--- Data supplied ---

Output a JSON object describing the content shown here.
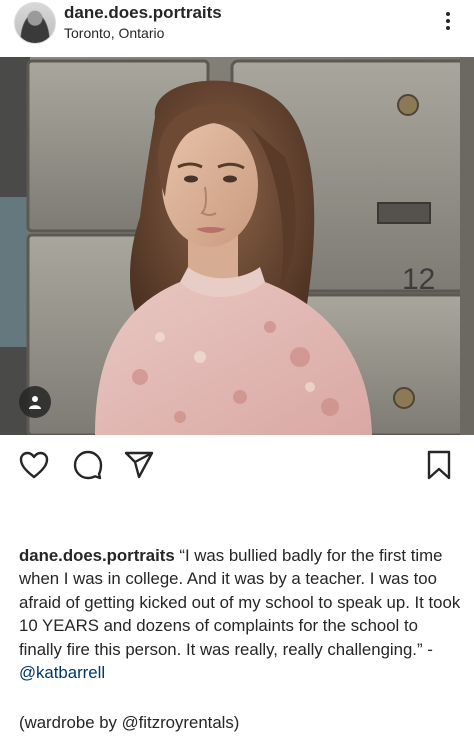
{
  "post": {
    "username": "dane.does.portraits",
    "location": "Toronto, Ontario"
  },
  "icons": {
    "more": "more-vertical-icon",
    "user_tag": "user-tag-icon",
    "like": "heart-icon",
    "comment": "comment-icon",
    "share": "send-icon",
    "save": "bookmark-icon"
  },
  "caption": {
    "username": "dane.does.portraits",
    "text": " “I was bullied badly for the first time when I was in college. And it was by a teacher. I was too afraid of getting kicked out of my school to speak up. It took 10 YEARS and dozens of complaints for the school to finally fire this person. It was really, really challenging.” - ",
    "mention": "@katbarrell"
  },
  "credit": {
    "prefix": "(wardrobe by ",
    "mention": "@fitzroyrentals",
    "suffix": ")"
  },
  "colors": {
    "text": "#262626",
    "mention": "#00376b",
    "background": "#ffffff"
  }
}
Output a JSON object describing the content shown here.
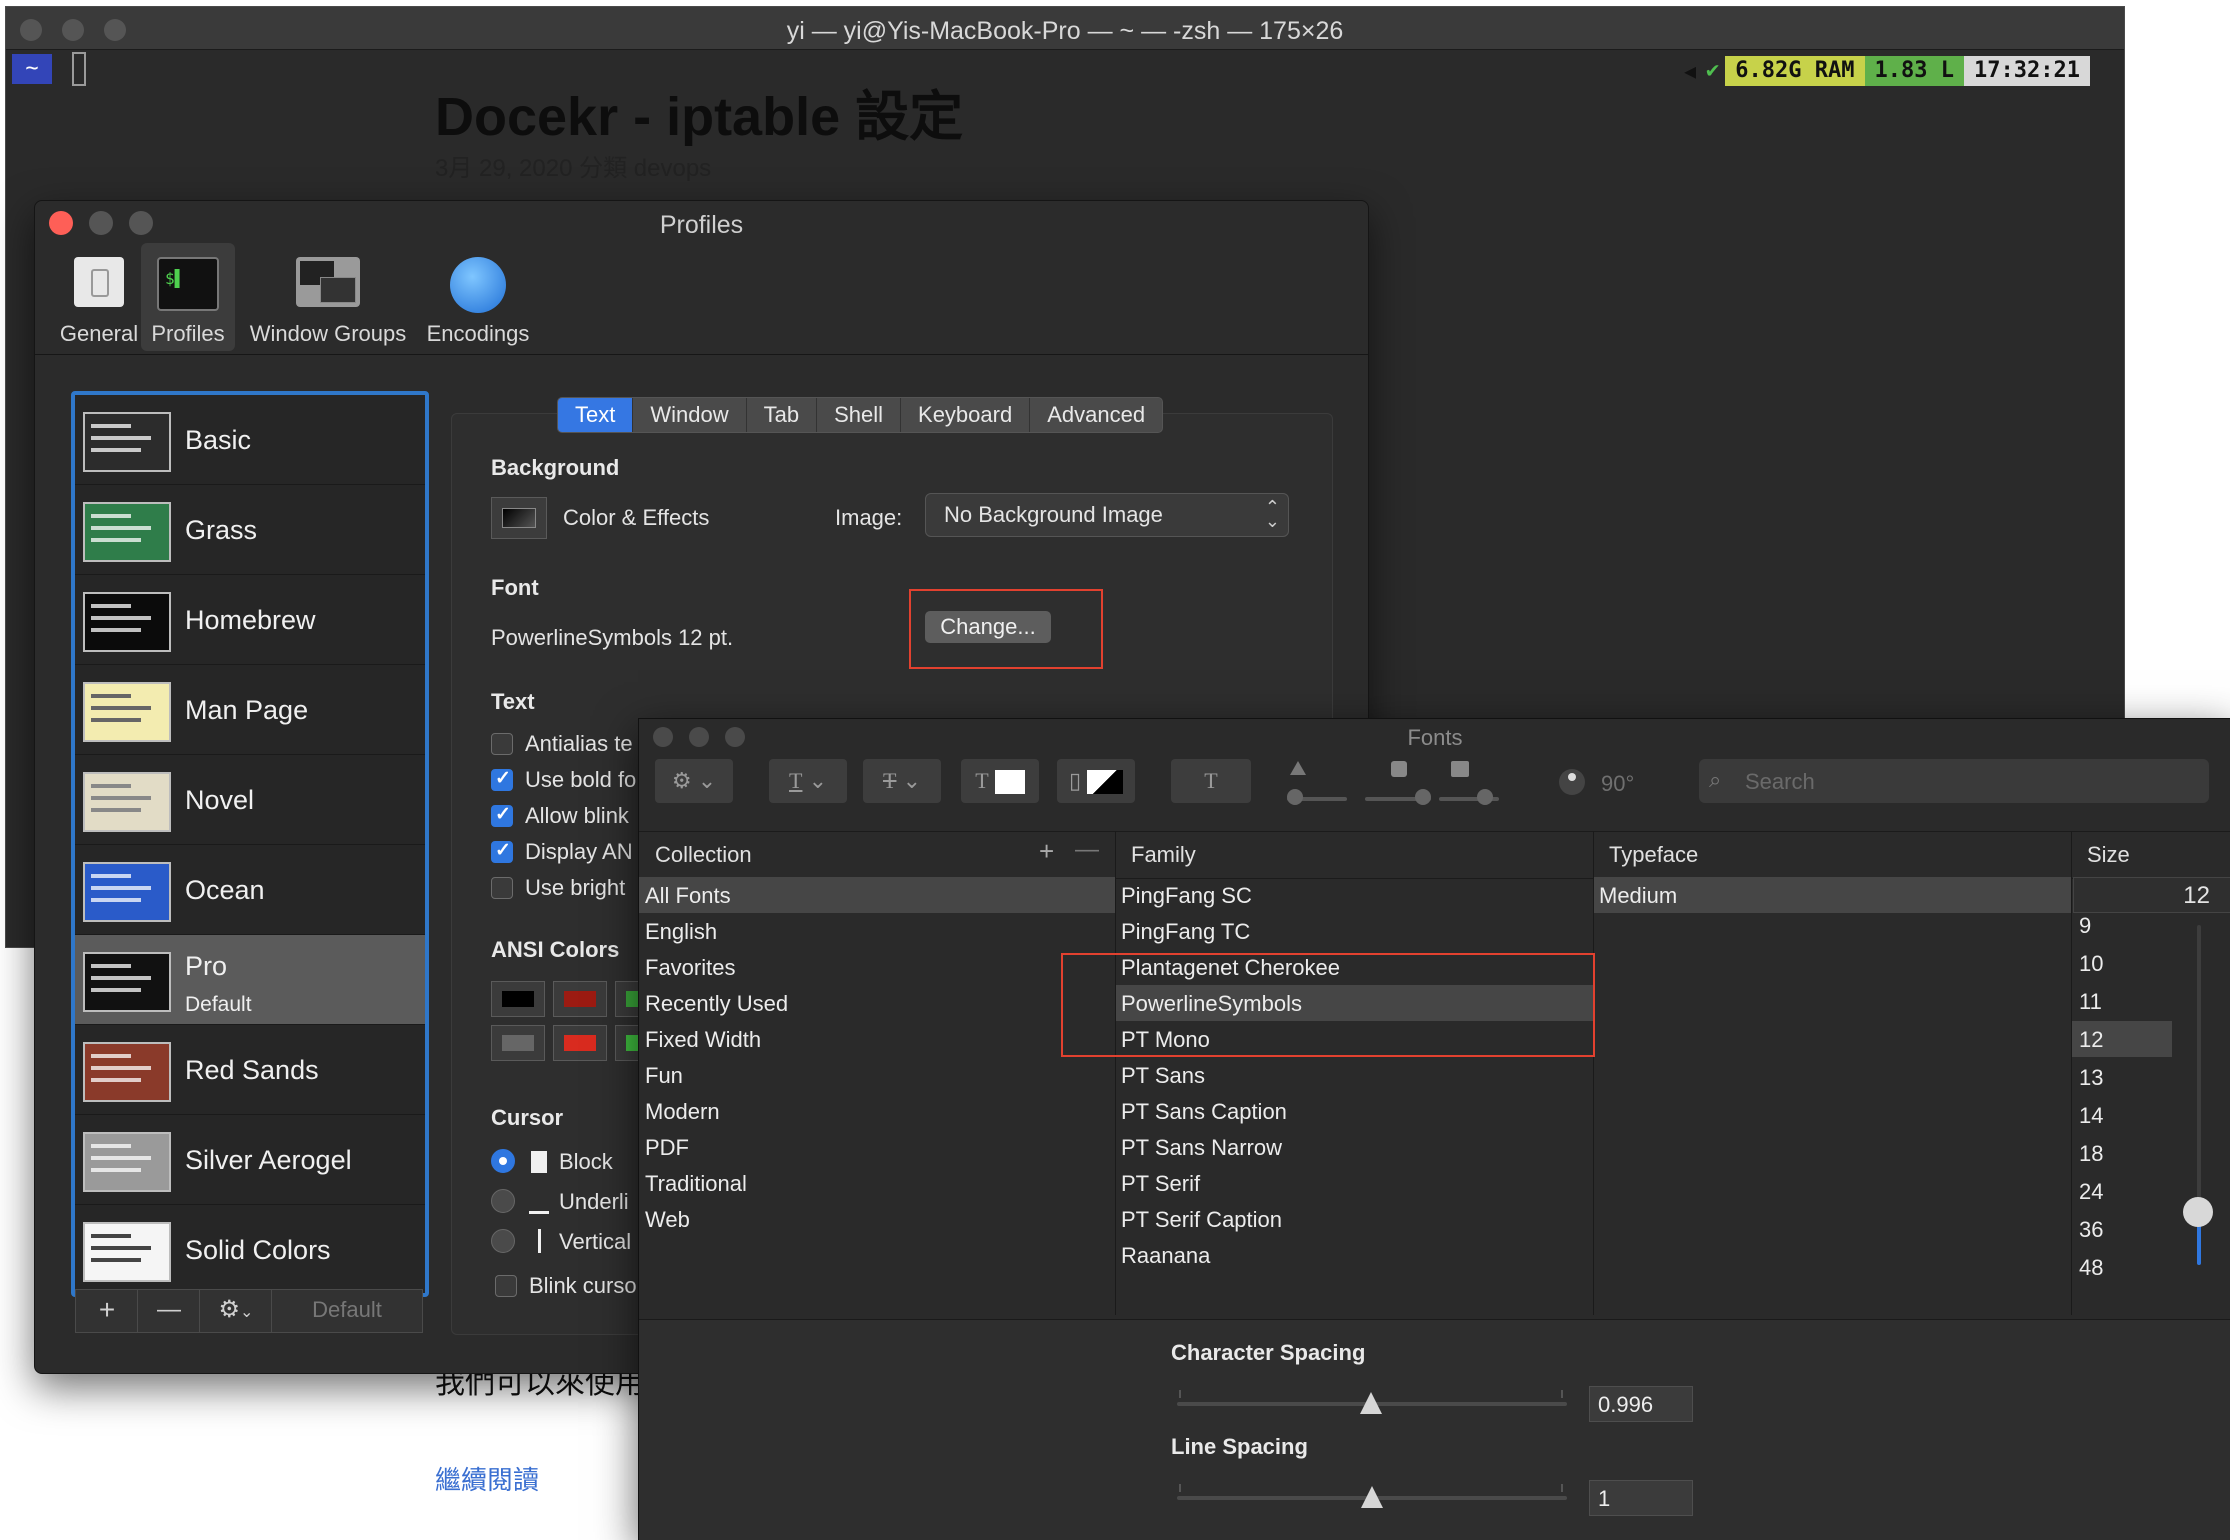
{
  "terminal": {
    "title": "yi — yi@Yis-MacBook-Pro — ~ — -zsh — 175×26",
    "prompt_dir": "~",
    "status": {
      "ram": "6.82G RAM",
      "load": "1.83 L",
      "time": "17:32:21",
      "check": "✔"
    }
  },
  "blog": {
    "title": "Docekr - iptable 設定",
    "meta": "3月 29, 2020 分類 devops",
    "garbled": "我們可以來使用",
    "read_more": "繼續閱讀"
  },
  "profiles_window": {
    "title": "Profiles",
    "toolbar": [
      {
        "label": "General"
      },
      {
        "label": "Profiles"
      },
      {
        "label": "Window Groups"
      },
      {
        "label": "Encodings"
      }
    ],
    "profiles": [
      {
        "name": "Basic",
        "color": "#2c2c2c"
      },
      {
        "name": "Grass",
        "color": "#2f7d4a"
      },
      {
        "name": "Homebrew",
        "color": "#0b0b0b"
      },
      {
        "name": "Man Page",
        "color": "#f3ecb0"
      },
      {
        "name": "Novel",
        "color": "#e2dcc6"
      },
      {
        "name": "Ocean",
        "color": "#2a5bc9"
      },
      {
        "name": "Pro",
        "subtitle": "Default",
        "color": "#111111"
      },
      {
        "name": "Red Sands",
        "color": "#8a3a2a"
      },
      {
        "name": "Silver Aerogel",
        "color": "#9a9a9a"
      },
      {
        "name": "Solid Colors",
        "color": "#f5f5f5"
      }
    ],
    "footer": {
      "add": "+",
      "remove": "—",
      "gear": "⚙︎",
      "default_label": "Default"
    },
    "tabs": [
      "Text",
      "Window",
      "Tab",
      "Shell",
      "Keyboard",
      "Advanced"
    ],
    "active_tab": "Text",
    "background": {
      "heading": "Background",
      "color_effects": "Color & Effects",
      "image_label": "Image:",
      "image_value": "No Background Image"
    },
    "font": {
      "heading": "Font",
      "current": "PowerlineSymbols 12 pt.",
      "change_button": "Change..."
    },
    "text": {
      "heading": "Text",
      "options": [
        {
          "label": "Antialias te",
          "checked": false
        },
        {
          "label": "Use bold fo",
          "checked": true
        },
        {
          "label": "Allow blink",
          "checked": true
        },
        {
          "label": "Display AN",
          "checked": true
        },
        {
          "label": "Use bright",
          "checked": false
        }
      ]
    },
    "ansi": {
      "heading": "ANSI Colors"
    },
    "cursor": {
      "heading": "Cursor",
      "options": [
        {
          "label": "Block",
          "selected": true
        },
        {
          "label": "Underli",
          "selected": false
        },
        {
          "label": "Vertical",
          "selected": false
        }
      ],
      "blink": "Blink curso"
    }
  },
  "fonts_panel": {
    "title": "Fonts",
    "search_placeholder": "Search",
    "rotation": "90°",
    "columns": {
      "collection": "Collection",
      "family": "Family",
      "typeface": "Typeface",
      "size": "Size"
    },
    "collections": [
      "All Fonts",
      "English",
      "Favorites",
      "Recently Used",
      "Fixed Width",
      "Fun",
      "Modern",
      "PDF",
      "Traditional",
      "Web"
    ],
    "selected_collection": "All Fonts",
    "families": [
      "PingFang SC",
      "PingFang TC",
      "Plantagenet Cherokee",
      "PowerlineSymbols",
      "PT Mono",
      "PT Sans",
      "PT Sans Caption",
      "PT Sans Narrow",
      "PT Serif",
      "PT Serif Caption",
      "Raanana"
    ],
    "selected_family": "PowerlineSymbols",
    "typefaces": [
      "Medium"
    ],
    "size_value": "12",
    "sizes": [
      "9",
      "10",
      "11",
      "12",
      "13",
      "14",
      "18",
      "24",
      "36",
      "48"
    ],
    "selected_size": "12",
    "character_spacing": {
      "label": "Character Spacing",
      "value": "0.996",
      "fraction": 0.5
    },
    "line_spacing": {
      "label": "Line Spacing",
      "value": "1",
      "fraction": 0.5
    }
  },
  "colors": {
    "accent": "#2f77e0",
    "highlight_box": "#e2412f",
    "ram_badge": "#c7d24a",
    "load_badge": "#5fb04a",
    "time_badge": "#d8d8d8"
  }
}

---

**Exercise aim:** Give the number of lines in the listing above that contain "blink", and nothing else.

**Reply:** 2